→ **Instructions to follow**
Reproduce the listing word for word. Skip any image.

[Data entries]

....

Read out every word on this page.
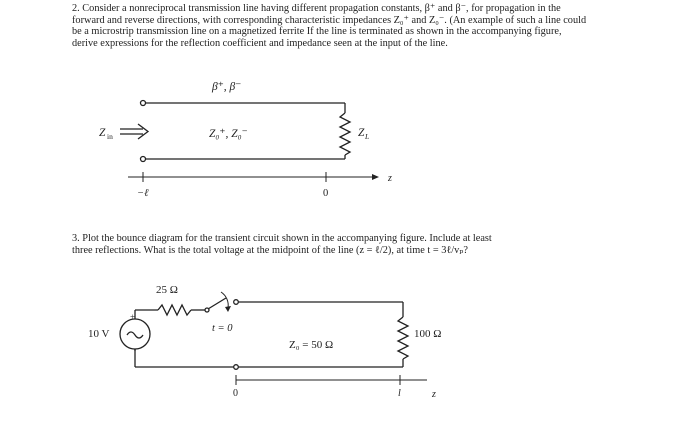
2. Consider a nonreciprocal transmission line having different propagation constants, β⁺ and β⁻, for propagation in the
forward and reverse directions, with corresponding characteristic impedances Z₀⁺ and Z₀⁻. (An example of such a line could
be a microstrip transmission line on a magnetized ferrite If the line is terminated as shown in the accompanying figure,
derive expressions for the reflection coefficient and impedance seen at the input of the line.
3. Plot the bounce diagram for the transient circuit shown in the accompanying figure. Include at least
three reflections. What is the total voltage at the midpoint of the line (z = ℓ/2), at time t = 3ℓ/vₚ?
β⁺, β⁻
Z in	Z₀⁺, Z₀⁻	Z L
−ℓ	0
z
25 Ω
+
10 V	t = 0
Z₀ = 50 Ω
100 Ω
0	l	z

....

→ **Task answer**
Read out every word on this page.
2. Consider a nonreciprocal transmission line having different propagation constants, β⁺ and β⁻, for propagation in the
forward and reverse directions, with corresponding characteristic impedances Z₀⁺ and Z₀⁻. (An example of such a line could
be a microstrip transmission line on a magnetized ferrite If the line is terminated as shown in the accompanying figure,
derive expressions for the reflection coefficient and impedance seen at the input of the line.
3. Plot the bounce diagram for the transient circuit shown in the accompanying figure. Include at least
three reflections. What is the total voltage at the midpoint of the line (z = ℓ/2), at time t = 3ℓ/vₚ?
β⁺, β⁻
Z in	Z₀⁺, Z₀⁻	Z L
−ℓ	0
z
25 Ω
+
10 V	t = 0
Z₀ = 50 Ω
100 Ω
0	l	z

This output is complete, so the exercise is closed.